> **Direction**
Recast the items, starting with the line that contains "data-label: 231 (433, 582, 466, 604)" and going on through the line that contains "Where are 39", as a Markdown table with a Row column for the row number and a Line column for the line itself. Leave out any blank lines.

> **Collected data**
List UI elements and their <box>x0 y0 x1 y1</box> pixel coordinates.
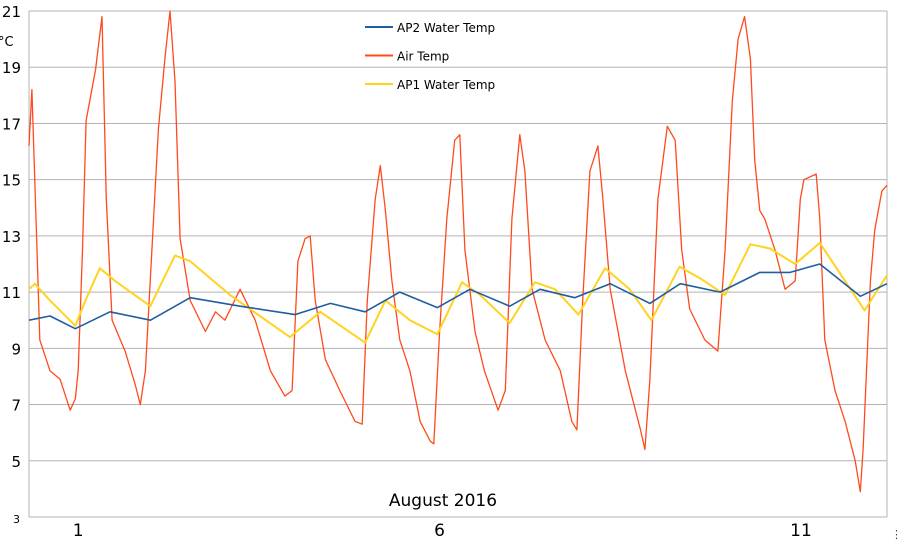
x-tick-label: 6 <box>434 521 445 541</box>
series-line-air-temp <box>28 10 888 493</box>
y-tick-label: 3 <box>13 513 20 526</box>
y-tick-label: 11 <box>2 284 21 302</box>
y-axis-label: °C <box>0 35 14 50</box>
legend-label: Air Temp <box>397 50 449 64</box>
legend: AP2 Water Temp Air Temp AP1 Water Temp <box>365 21 495 92</box>
y-tick-label: 21 <box>2 3 21 21</box>
x-tick-label: 11 <box>790 521 812 541</box>
y-tick-label: 7 <box>11 397 21 415</box>
series-line-ap1-water-temp <box>28 241 888 344</box>
vertical-ellipsis-icon[interactable]: ⋮ <box>891 528 897 541</box>
y-tick-label: 9 <box>11 340 21 358</box>
legend-label: AP2 Water Temp <box>397 21 495 35</box>
y-tick-label: 19 <box>2 59 21 77</box>
y-tick-label: 15 <box>2 172 21 190</box>
y-tick-label: 5 <box>11 453 21 471</box>
y-tick-label: 17 <box>2 115 21 133</box>
x-axis-label: August 2016 <box>389 491 497 511</box>
series-lines <box>28 10 888 493</box>
x-tick-label: 1 <box>73 521 84 541</box>
x-axis: 1 6 11 <box>73 521 812 541</box>
y-axis: 3 5 7 9 11 13 15 17 19 21 <box>2 3 21 526</box>
series-line-ap2-water-temp <box>28 263 888 330</box>
legend-label: AP1 Water Temp <box>397 78 495 92</box>
y-tick-label: 13 <box>2 228 21 246</box>
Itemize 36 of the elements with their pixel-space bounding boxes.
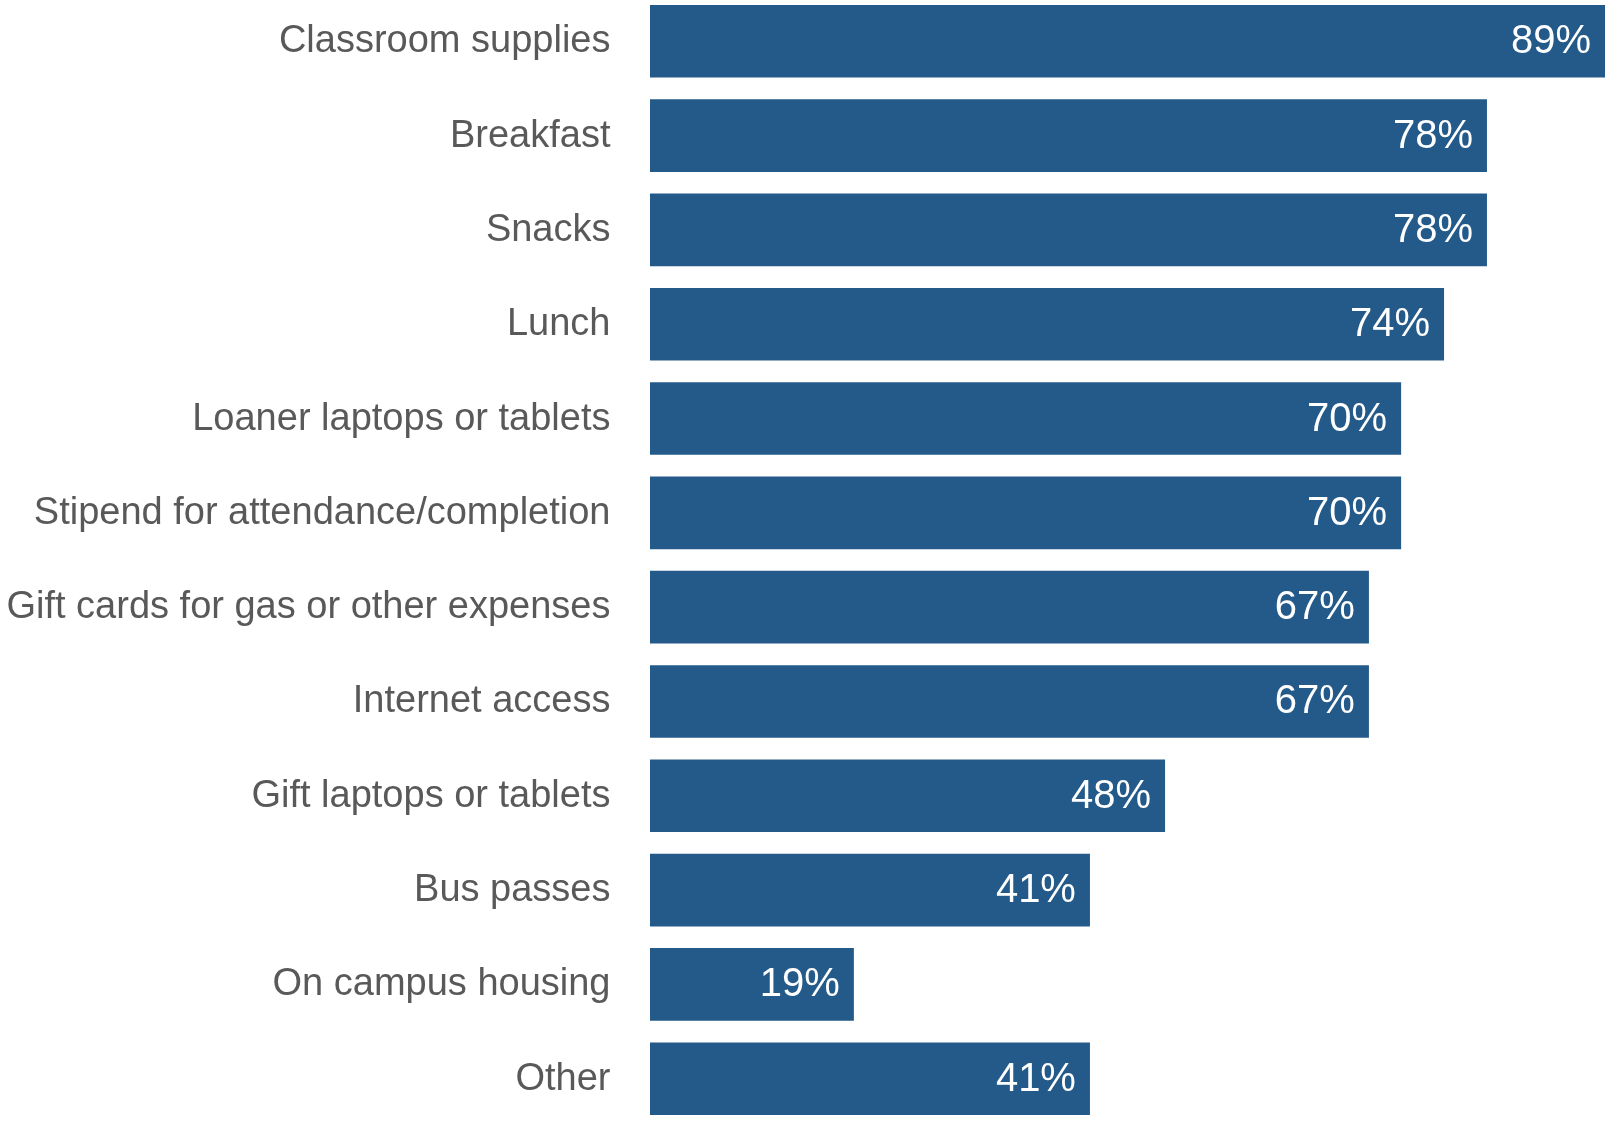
data-label: 74% <box>1349 300 1431 345</box>
bar <box>650 759 1166 833</box>
data-label: 67% <box>1274 677 1355 722</box>
y-tick-label: Loaner laptops or tablets <box>192 395 611 438</box>
data-label: 89% <box>1510 17 1591 62</box>
bar <box>650 5 1605 78</box>
y-tick-label: Other <box>515 1055 611 1098</box>
bar <box>650 287 1445 361</box>
y-tick-label: Bus passes <box>414 867 611 910</box>
data-label: 41% <box>995 866 1076 911</box>
data-label: 67% <box>1274 583 1355 628</box>
bar <box>650 193 1487 267</box>
bar <box>650 382 1402 455</box>
data-label: 48% <box>1070 771 1152 816</box>
bar <box>650 948 854 1021</box>
y-tick-label: Stipend for attendance/completion <box>33 489 611 532</box>
y-tick-label: Classroom supplies <box>278 18 611 61</box>
y-tick-label: Breakfast <box>449 112 611 155</box>
y-tick-label: Snacks <box>485 206 611 249</box>
bar <box>650 665 1369 738</box>
y-tick-label: On campus housing <box>272 961 611 1004</box>
y-tick-label: Lunch <box>506 301 611 344</box>
data-label: 19% <box>759 960 840 1005</box>
bar <box>650 476 1402 550</box>
bar <box>650 1042 1090 1115</box>
bar <box>650 99 1487 172</box>
y-tick-label: Gift cards for gas or other expenses <box>6 584 611 627</box>
data-label: 78% <box>1392 205 1473 250</box>
data-label: 70% <box>1307 394 1388 439</box>
data-label: 78% <box>1392 111 1473 156</box>
y-tick-label: Gift laptops or tablets <box>251 772 611 815</box>
y-tick-label: Internet access <box>352 678 611 721</box>
data-label: 41% <box>995 1054 1076 1099</box>
bar <box>650 853 1090 927</box>
data-label: 70% <box>1307 488 1388 533</box>
bar <box>650 570 1369 644</box>
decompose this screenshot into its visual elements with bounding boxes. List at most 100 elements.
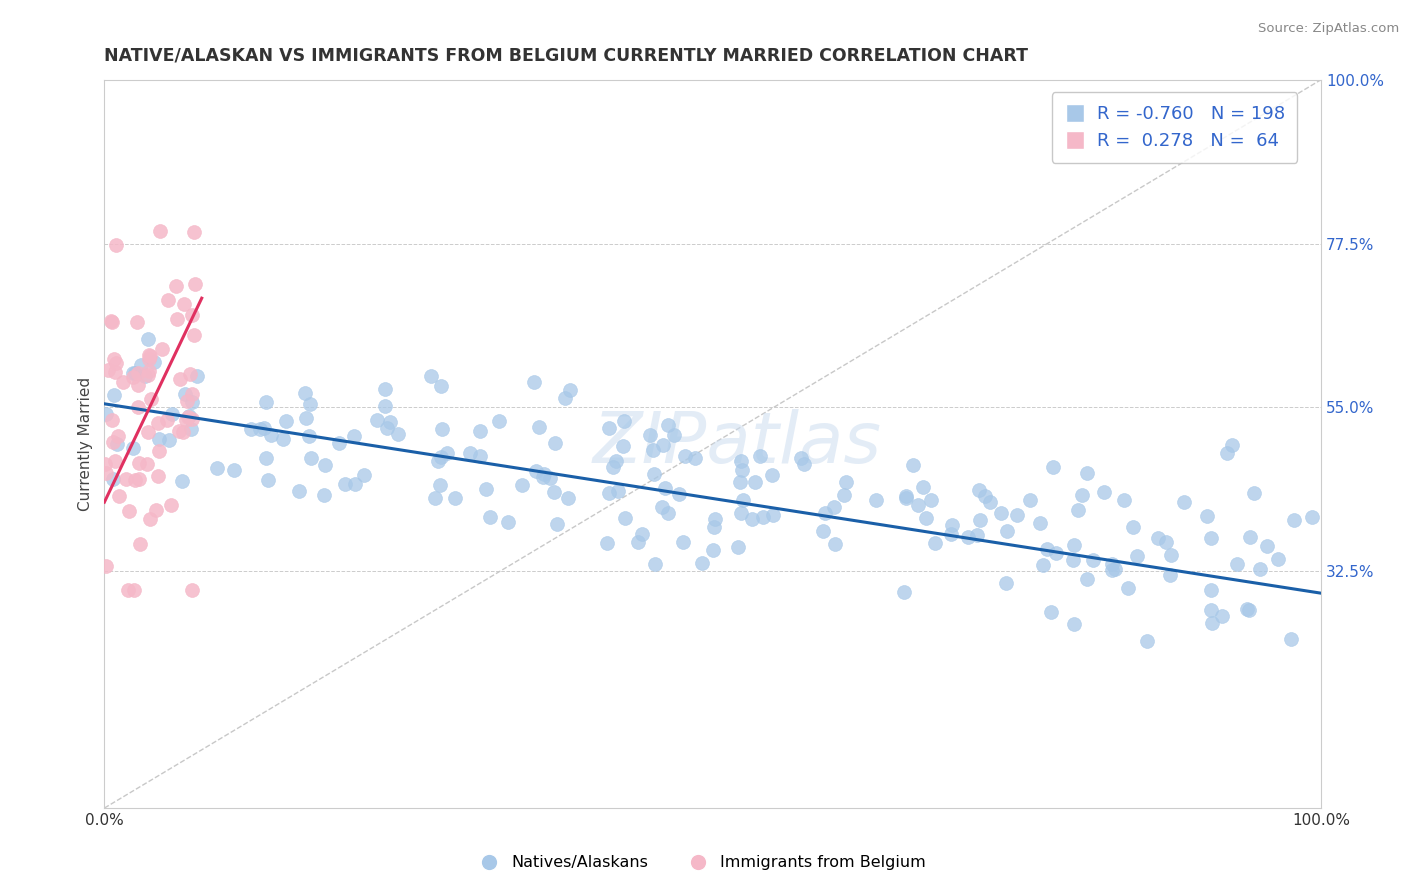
Point (1159, 568, 1181, 582)
Point (128, 472, 150, 486)
Y-axis label: Currently Married: Currently Married (79, 376, 93, 511)
Point (127, 400, 149, 414)
Point (598, 486, 620, 500)
Point (1032, 558, 1054, 572)
Point (727, 541, 749, 555)
Point (1083, 553, 1105, 567)
Text: Source: ZipAtlas.com: Source: ZipAtlas.com (1258, 22, 1399, 36)
Point (1028, 516, 1050, 530)
Point (894, 491, 917, 505)
Point (165, 279, 187, 293)
Point (1226, 558, 1249, 572)
Point (430, 422, 453, 436)
Point (512, 477, 534, 491)
Point (1216, 446, 1239, 460)
Point (612, 439, 634, 453)
Point (596, 536, 619, 550)
Point (294, 385, 316, 400)
Point (94, 457, 117, 471)
Point (254, 395, 277, 409)
Point (1236, 602, 1258, 616)
Point (124, 473, 146, 487)
Point (1197, 508, 1219, 523)
Point (366, 412, 388, 426)
Point (146, 468, 169, 483)
Point (180, 421, 202, 435)
Point (139, 512, 162, 526)
Point (104, 356, 127, 370)
Point (761, 467, 783, 482)
Point (136, 457, 159, 471)
Point (652, 438, 675, 452)
Point (179, 368, 201, 382)
Point (657, 506, 679, 520)
Point (496, 515, 519, 529)
Point (1062, 552, 1084, 566)
Point (103, 352, 125, 367)
Point (1101, 563, 1123, 577)
Point (527, 419, 550, 434)
Point (183, 277, 205, 292)
Point (941, 517, 963, 532)
Point (638, 428, 661, 442)
Point (475, 482, 498, 496)
Point (690, 556, 713, 570)
Point (136, 425, 159, 439)
Point (1147, 531, 1170, 545)
Point (969, 483, 991, 497)
Point (793, 457, 815, 471)
Point (1256, 539, 1278, 553)
Text: NATIVE/ALASKAN VS IMMIGRANTS FROM BELGIUM CURRENTLY MARRIED CORRELATION CHART: NATIVE/ALASKAN VS IMMIGRANTS FROM BELGIU… (104, 46, 1028, 64)
Point (1160, 549, 1182, 563)
Point (1173, 495, 1195, 509)
Point (276, 414, 298, 428)
Point (111, 375, 134, 389)
Point (730, 506, 752, 520)
Point (651, 500, 673, 515)
Point (166, 311, 188, 326)
Point (1071, 488, 1094, 502)
Point (101, 413, 124, 427)
Point (100, 313, 122, 327)
Point (156, 413, 179, 427)
Point (543, 484, 565, 499)
Point (1201, 616, 1223, 631)
Point (744, 475, 766, 490)
Point (121, 367, 143, 381)
Point (907, 499, 929, 513)
Point (254, 450, 277, 465)
Point (814, 506, 837, 520)
Point (125, 315, 148, 329)
Point (731, 463, 754, 477)
Legend: Natives/Alaskans, Immigrants from Belgium: Natives/Alaskans, Immigrants from Belgiu… (474, 849, 932, 877)
Point (832, 488, 855, 502)
Point (138, 349, 160, 363)
Point (1237, 603, 1260, 617)
Point (644, 558, 666, 572)
Point (1036, 541, 1059, 556)
Point (183, 328, 205, 343)
Point (1076, 466, 1098, 480)
Point (387, 427, 409, 442)
Point (1211, 608, 1233, 623)
Point (150, 342, 173, 356)
Point (835, 475, 858, 489)
Point (896, 489, 918, 503)
Point (173, 387, 195, 401)
Point (470, 450, 492, 464)
Point (177, 410, 200, 425)
Point (613, 510, 636, 524)
Point (607, 484, 630, 499)
Point (96, 558, 118, 573)
Point (288, 484, 311, 499)
Point (762, 508, 785, 522)
Point (544, 435, 567, 450)
Point (146, 416, 169, 430)
Point (100, 315, 122, 329)
Point (920, 492, 942, 507)
Point (104, 454, 127, 468)
Point (1116, 581, 1139, 595)
Point (1243, 486, 1265, 500)
Point (134, 369, 156, 384)
Point (298, 429, 321, 443)
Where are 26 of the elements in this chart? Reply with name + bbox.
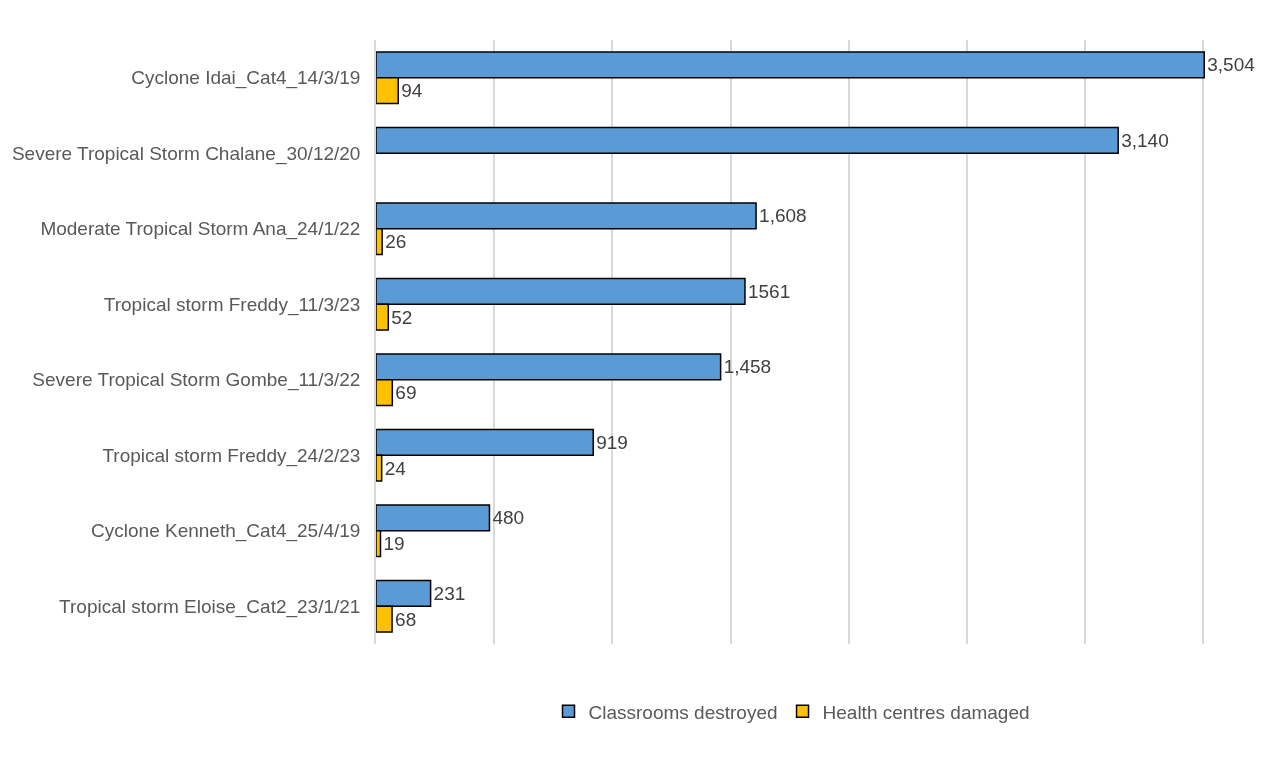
data-label: 231 (433, 582, 466, 604)
data-label: 68 (395, 608, 417, 630)
data-label: 19 (383, 533, 405, 555)
data-label: 94 (401, 80, 423, 102)
legend-label: Health centres damaged (822, 701, 1030, 723)
y-tick-label: Tropical storm Freddy_11/3/23 (103, 293, 361, 316)
data-label: 1,608 (759, 205, 807, 227)
data-label: 480 (492, 507, 525, 529)
y-tick-label: Tropical storm Freddy_24/2/23 (102, 444, 361, 467)
data-label: 52 (391, 306, 413, 328)
data-label: 1561 (747, 280, 791, 302)
data-label: 26 (385, 231, 407, 253)
data-label: 919 (596, 431, 628, 453)
bar (376, 126, 1119, 154)
legend-label: Classrooms destroyed (588, 701, 778, 723)
data-label: 24 (384, 457, 407, 479)
data-label: 3,504 (1207, 54, 1256, 76)
data-label: 1,458 (723, 356, 772, 378)
y-tick-label: Cyclone Idai_Cat4_14/3/19 (131, 67, 361, 90)
y-tick-label: Severe Tropical Storm Chalane_30/12/20 (11, 142, 361, 165)
y-tick-label: Cyclone Kenneth_Cat4_25/4/19 (91, 520, 361, 543)
y-tick-label: Tropical storm Eloise_Cat2_23/1/21 (59, 595, 361, 618)
y-tick-label: Severe Tropical Storm Gombe_11/3/22 (32, 369, 361, 392)
data-label: 69 (395, 382, 417, 404)
y-tick-label: Moderate Tropical Storm Ana_24/1/22 (40, 218, 361, 241)
data-label: 3,140 (1121, 129, 1169, 151)
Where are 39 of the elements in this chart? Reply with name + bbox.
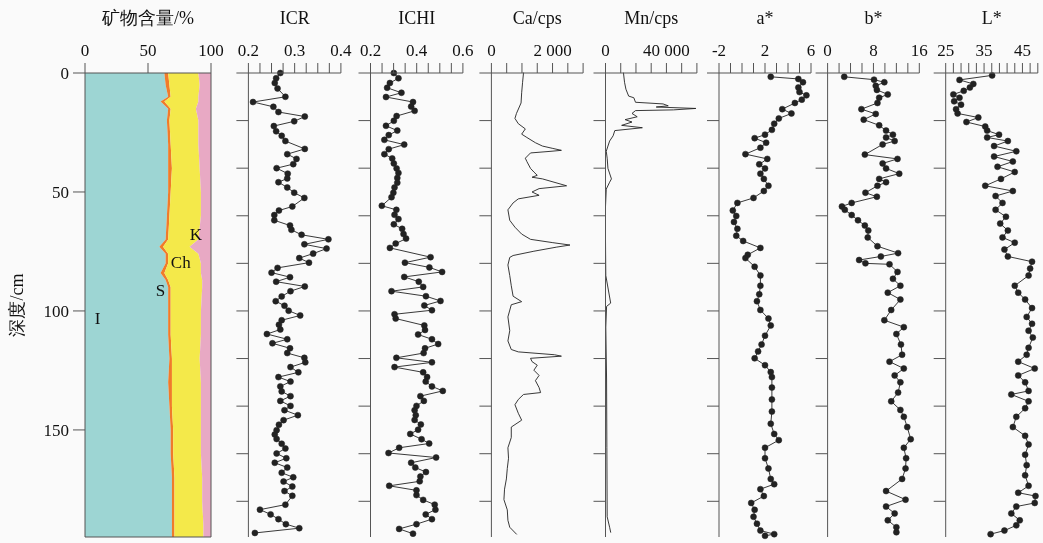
y-tick-label: 0 xyxy=(60,64,69,83)
x-tick-label: 0.4 xyxy=(406,41,428,60)
x-axis-title: 矿物含量/% xyxy=(101,8,194,28)
x-tick-label: 25 xyxy=(937,41,955,60)
x-tick-label: 2 000 xyxy=(533,41,572,60)
x-tick-label: 6 xyxy=(806,41,816,60)
series-label: S xyxy=(155,280,166,300)
x-axis-title: a* xyxy=(756,8,774,28)
x-axis-title: Ca/cps xyxy=(512,8,562,28)
x-tick-label: 40 000 xyxy=(643,41,690,60)
x-tick-label: 0.6 xyxy=(452,41,474,60)
x-tick-label: 8 xyxy=(869,41,878,60)
x-axis-title: b* xyxy=(864,8,883,28)
x-tick-label: 0.3 xyxy=(284,41,306,60)
series-label: I xyxy=(94,308,101,328)
x-tick-label: 16 xyxy=(910,41,928,60)
x-tick-label: 2 xyxy=(760,41,770,60)
x-tick-label: 35 xyxy=(975,41,993,60)
y-tick-label: 100 xyxy=(43,301,69,321)
x-tick-label: 100 xyxy=(198,41,224,60)
x-tick-label: 0 xyxy=(823,41,832,60)
x-tick-label: 50 xyxy=(139,41,157,60)
x-tick-label: 45 xyxy=(1013,41,1031,60)
series-label: K xyxy=(189,225,203,245)
series-label: Ch xyxy=(170,252,192,272)
x-axis-title: ICR xyxy=(279,8,310,28)
y-axis-title: 深度/cm xyxy=(7,273,27,337)
x-axis-title: ICHI xyxy=(398,8,436,28)
x-tick-label: 0.4 xyxy=(330,41,353,60)
x-axis-title: Mn/cps xyxy=(624,8,679,28)
x-tick-label: 0 xyxy=(487,41,496,60)
x-tick-label: 0 xyxy=(80,41,90,60)
x-tick-label: 0.2 xyxy=(237,41,260,60)
x-tick-label: -2 xyxy=(711,41,727,60)
y-tick-label: 50 xyxy=(52,182,69,202)
y-tick-label: 150 xyxy=(43,420,69,440)
x-tick-label: 0 xyxy=(601,41,610,60)
x-tick-label: 0.2 xyxy=(359,41,382,60)
x-axis-title: L* xyxy=(981,8,1002,28)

> **Final result**
| Row | Line |
|---|---|
| 1 | data-label: 231 (433, 582, 466, 604) |
| 2 | data-label: 68 (395, 608, 417, 630) |
| 3 | data-label: 19 (383, 533, 405, 555) |
| 4 | data-label: 94 (401, 80, 423, 102) |
| 5 | legend-label: Health centres damaged (822, 701, 1030, 723) |
| 6 | y-tick-label: Tropical storm Freddy_11/3/23 (103, 293, 361, 316) |
| 7 | data-label: 1,608 (759, 205, 807, 227) |
| 8 | data-label: 480 (492, 507, 525, 529) |
| 9 | y-tick-label: Tropical storm Freddy_24/2/23 (102, 444, 361, 467) |
| 10 | data-label: 52 (391, 306, 413, 328) |
| 11 | data-label: 1561 (747, 280, 791, 302) |
| 12 | data-label: 26 (385, 231, 407, 253) |
| 13 | data-label: 919 (596, 431, 628, 453) |
| 14 | bar (376, 126, 1119, 154) |
| 15 | legend-label: Classrooms destroyed (588, 701, 778, 723) |
| 16 | data-label: 24 (384, 457, 407, 479) |
| 17 | data-label: 3,504 (1207, 54, 1256, 76) |
| 18 | data-label: 1,458 (723, 356, 772, 378) |
| 19 | y-tick-label: Cyclone Idai_Cat4_14/3/19 (131, 67, 361, 90) |
| 20 | y-tick-label: Severe Tropical Storm Chalane_30/12/20 (11, 142, 361, 165) |
| 21 | y-tick-label: Cyclone Kenneth_Cat4_25/4/19 (91, 520, 361, 543) |
| 22 | y-tick-label: Tropical storm Eloise_Cat2_23/1/21 (59, 595, 361, 618) |
| 23 | y-tick-label: Severe Tropical Storm Gombe_11/3/22 (32, 369, 361, 392) |
| 24 | data-label: 69 (395, 382, 417, 404) |
| 25 | y-tick-label: Moderate Tropical Storm Ana_24/1/22 (40, 218, 361, 241) |
| 26 | data-label: 3,140 (1121, 129, 1169, 151) |
| 27 | Where are 39 of the elements in this chart? Reply with name + bbox. |